**TO DO:**
Write out the material exactly, leaving every picture behind.

- - - - - - -

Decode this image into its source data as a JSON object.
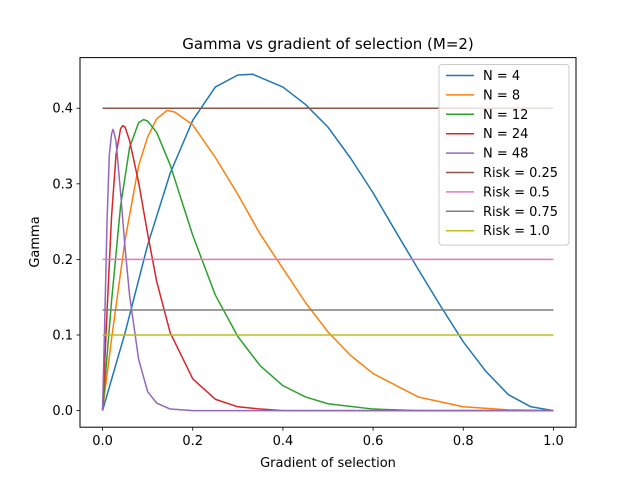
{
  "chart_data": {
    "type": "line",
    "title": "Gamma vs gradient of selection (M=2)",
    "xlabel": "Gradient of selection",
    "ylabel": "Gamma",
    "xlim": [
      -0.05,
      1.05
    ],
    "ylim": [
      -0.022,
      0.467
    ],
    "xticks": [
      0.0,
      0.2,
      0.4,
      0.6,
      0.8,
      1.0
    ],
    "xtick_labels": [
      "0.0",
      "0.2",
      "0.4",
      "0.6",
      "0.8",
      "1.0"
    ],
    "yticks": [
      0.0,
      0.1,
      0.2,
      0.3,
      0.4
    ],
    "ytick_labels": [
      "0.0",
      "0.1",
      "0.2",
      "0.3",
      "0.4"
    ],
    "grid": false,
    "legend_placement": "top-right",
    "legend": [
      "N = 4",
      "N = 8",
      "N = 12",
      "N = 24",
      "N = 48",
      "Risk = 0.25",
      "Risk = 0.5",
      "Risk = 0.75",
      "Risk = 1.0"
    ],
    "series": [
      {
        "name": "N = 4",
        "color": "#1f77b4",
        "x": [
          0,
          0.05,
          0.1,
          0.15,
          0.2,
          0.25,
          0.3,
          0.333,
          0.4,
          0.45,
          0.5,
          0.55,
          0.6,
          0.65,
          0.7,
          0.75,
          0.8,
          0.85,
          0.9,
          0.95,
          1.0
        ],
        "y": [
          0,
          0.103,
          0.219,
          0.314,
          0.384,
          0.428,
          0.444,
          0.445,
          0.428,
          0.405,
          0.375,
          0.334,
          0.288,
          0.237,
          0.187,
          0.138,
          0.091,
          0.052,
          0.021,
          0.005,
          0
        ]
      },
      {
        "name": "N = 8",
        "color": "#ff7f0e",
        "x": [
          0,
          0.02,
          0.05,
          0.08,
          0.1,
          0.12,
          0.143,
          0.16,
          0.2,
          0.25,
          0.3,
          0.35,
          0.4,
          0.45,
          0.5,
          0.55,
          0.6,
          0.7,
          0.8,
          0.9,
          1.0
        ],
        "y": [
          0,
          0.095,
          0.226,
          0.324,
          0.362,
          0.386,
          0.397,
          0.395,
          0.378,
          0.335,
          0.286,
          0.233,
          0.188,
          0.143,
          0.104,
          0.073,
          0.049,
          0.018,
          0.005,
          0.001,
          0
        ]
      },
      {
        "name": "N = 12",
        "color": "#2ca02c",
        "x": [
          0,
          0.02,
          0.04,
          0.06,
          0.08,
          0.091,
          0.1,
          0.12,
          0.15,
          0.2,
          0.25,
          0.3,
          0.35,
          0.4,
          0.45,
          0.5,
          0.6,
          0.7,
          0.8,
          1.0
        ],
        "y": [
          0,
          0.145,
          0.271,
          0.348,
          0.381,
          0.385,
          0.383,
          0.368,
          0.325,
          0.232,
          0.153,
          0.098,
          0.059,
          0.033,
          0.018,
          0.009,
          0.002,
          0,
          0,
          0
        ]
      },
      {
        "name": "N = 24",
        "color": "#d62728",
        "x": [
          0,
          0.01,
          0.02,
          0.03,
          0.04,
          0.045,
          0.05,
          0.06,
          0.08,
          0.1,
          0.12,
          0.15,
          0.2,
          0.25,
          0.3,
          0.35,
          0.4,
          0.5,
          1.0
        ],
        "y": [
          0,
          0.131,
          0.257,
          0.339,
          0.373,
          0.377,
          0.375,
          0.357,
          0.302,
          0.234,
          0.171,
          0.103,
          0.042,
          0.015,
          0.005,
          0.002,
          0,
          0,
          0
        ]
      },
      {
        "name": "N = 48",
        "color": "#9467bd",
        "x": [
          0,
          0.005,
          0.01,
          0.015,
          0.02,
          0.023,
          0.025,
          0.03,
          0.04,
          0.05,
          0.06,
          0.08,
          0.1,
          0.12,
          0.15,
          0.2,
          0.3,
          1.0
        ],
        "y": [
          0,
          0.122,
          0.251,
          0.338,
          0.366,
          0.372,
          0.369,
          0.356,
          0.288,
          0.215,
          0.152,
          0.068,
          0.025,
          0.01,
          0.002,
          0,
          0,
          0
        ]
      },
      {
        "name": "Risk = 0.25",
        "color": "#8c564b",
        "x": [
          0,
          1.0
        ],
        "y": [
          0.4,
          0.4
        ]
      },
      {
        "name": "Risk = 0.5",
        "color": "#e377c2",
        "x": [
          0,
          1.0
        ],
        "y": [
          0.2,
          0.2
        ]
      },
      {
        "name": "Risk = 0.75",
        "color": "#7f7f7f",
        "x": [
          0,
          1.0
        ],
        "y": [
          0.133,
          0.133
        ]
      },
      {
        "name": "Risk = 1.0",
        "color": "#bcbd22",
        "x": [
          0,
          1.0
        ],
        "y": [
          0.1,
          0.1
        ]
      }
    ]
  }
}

- - - - - - -

**WRITTEN SOLUTION:**
Decode this image into its source data as a JSON object.
{
  "chart_data": {
    "type": "line",
    "title": "Gamma vs gradient of selection (M=2)",
    "xlabel": "Gradient of selection",
    "ylabel": "Gamma",
    "xlim": [
      -0.05,
      1.05
    ],
    "ylim": [
      -0.022,
      0.467
    ],
    "xticks": [
      0.0,
      0.2,
      0.4,
      0.6,
      0.8,
      1.0
    ],
    "xtick_labels": [
      "0.0",
      "0.2",
      "0.4",
      "0.6",
      "0.8",
      "1.0"
    ],
    "yticks": [
      0.0,
      0.1,
      0.2,
      0.3,
      0.4
    ],
    "ytick_labels": [
      "0.0",
      "0.1",
      "0.2",
      "0.3",
      "0.4"
    ],
    "grid": false,
    "legend_placement": "top-right",
    "legend": [
      "N = 4",
      "N = 8",
      "N = 12",
      "N = 24",
      "N = 48",
      "Risk = 0.25",
      "Risk = 0.5",
      "Risk = 0.75",
      "Risk = 1.0"
    ],
    "series": [
      {
        "name": "N = 4",
        "color": "#1f77b4",
        "x": [
          0,
          0.05,
          0.1,
          0.15,
          0.2,
          0.25,
          0.3,
          0.333,
          0.4,
          0.45,
          0.5,
          0.55,
          0.6,
          0.65,
          0.7,
          0.75,
          0.8,
          0.85,
          0.9,
          0.95,
          1.0
        ],
        "y": [
          0,
          0.103,
          0.219,
          0.314,
          0.384,
          0.428,
          0.444,
          0.445,
          0.428,
          0.405,
          0.375,
          0.334,
          0.288,
          0.237,
          0.187,
          0.138,
          0.091,
          0.052,
          0.021,
          0.005,
          0
        ]
      },
      {
        "name": "N = 8",
        "color": "#ff7f0e",
        "x": [
          0,
          0.02,
          0.05,
          0.08,
          0.1,
          0.12,
          0.143,
          0.16,
          0.2,
          0.25,
          0.3,
          0.35,
          0.4,
          0.45,
          0.5,
          0.55,
          0.6,
          0.7,
          0.8,
          0.9,
          1.0
        ],
        "y": [
          0,
          0.095,
          0.226,
          0.324,
          0.362,
          0.386,
          0.397,
          0.395,
          0.378,
          0.335,
          0.286,
          0.233,
          0.188,
          0.143,
          0.104,
          0.073,
          0.049,
          0.018,
          0.005,
          0.001,
          0
        ]
      },
      {
        "name": "N = 12",
        "color": "#2ca02c",
        "x": [
          0,
          0.02,
          0.04,
          0.06,
          0.08,
          0.091,
          0.1,
          0.12,
          0.15,
          0.2,
          0.25,
          0.3,
          0.35,
          0.4,
          0.45,
          0.5,
          0.6,
          0.7,
          0.8,
          1.0
        ],
        "y": [
          0,
          0.145,
          0.271,
          0.348,
          0.381,
          0.385,
          0.383,
          0.368,
          0.325,
          0.232,
          0.153,
          0.098,
          0.059,
          0.033,
          0.018,
          0.009,
          0.002,
          0,
          0,
          0
        ]
      },
      {
        "name": "N = 24",
        "color": "#d62728",
        "x": [
          0,
          0.01,
          0.02,
          0.03,
          0.04,
          0.045,
          0.05,
          0.06,
          0.08,
          0.1,
          0.12,
          0.15,
          0.2,
          0.25,
          0.3,
          0.35,
          0.4,
          0.5,
          1.0
        ],
        "y": [
          0,
          0.131,
          0.257,
          0.339,
          0.373,
          0.377,
          0.375,
          0.357,
          0.302,
          0.234,
          0.171,
          0.103,
          0.042,
          0.015,
          0.005,
          0.002,
          0,
          0,
          0
        ]
      },
      {
        "name": "N = 48",
        "color": "#9467bd",
        "x": [
          0,
          0.005,
          0.01,
          0.015,
          0.02,
          0.023,
          0.025,
          0.03,
          0.04,
          0.05,
          0.06,
          0.08,
          0.1,
          0.12,
          0.15,
          0.2,
          0.3,
          1.0
        ],
        "y": [
          0,
          0.122,
          0.251,
          0.338,
          0.366,
          0.372,
          0.369,
          0.356,
          0.288,
          0.215,
          0.152,
          0.068,
          0.025,
          0.01,
          0.002,
          0,
          0,
          0
        ]
      },
      {
        "name": "Risk = 0.25",
        "color": "#8c564b",
        "x": [
          0,
          1.0
        ],
        "y": [
          0.4,
          0.4
        ]
      },
      {
        "name": "Risk = 0.5",
        "color": "#e377c2",
        "x": [
          0,
          1.0
        ],
        "y": [
          0.2,
          0.2
        ]
      },
      {
        "name": "Risk = 0.75",
        "color": "#7f7f7f",
        "x": [
          0,
          1.0
        ],
        "y": [
          0.133,
          0.133
        ]
      },
      {
        "name": "Risk = 1.0",
        "color": "#bcbd22",
        "x": [
          0,
          1.0
        ],
        "y": [
          0.1,
          0.1
        ]
      }
    ]
  }
}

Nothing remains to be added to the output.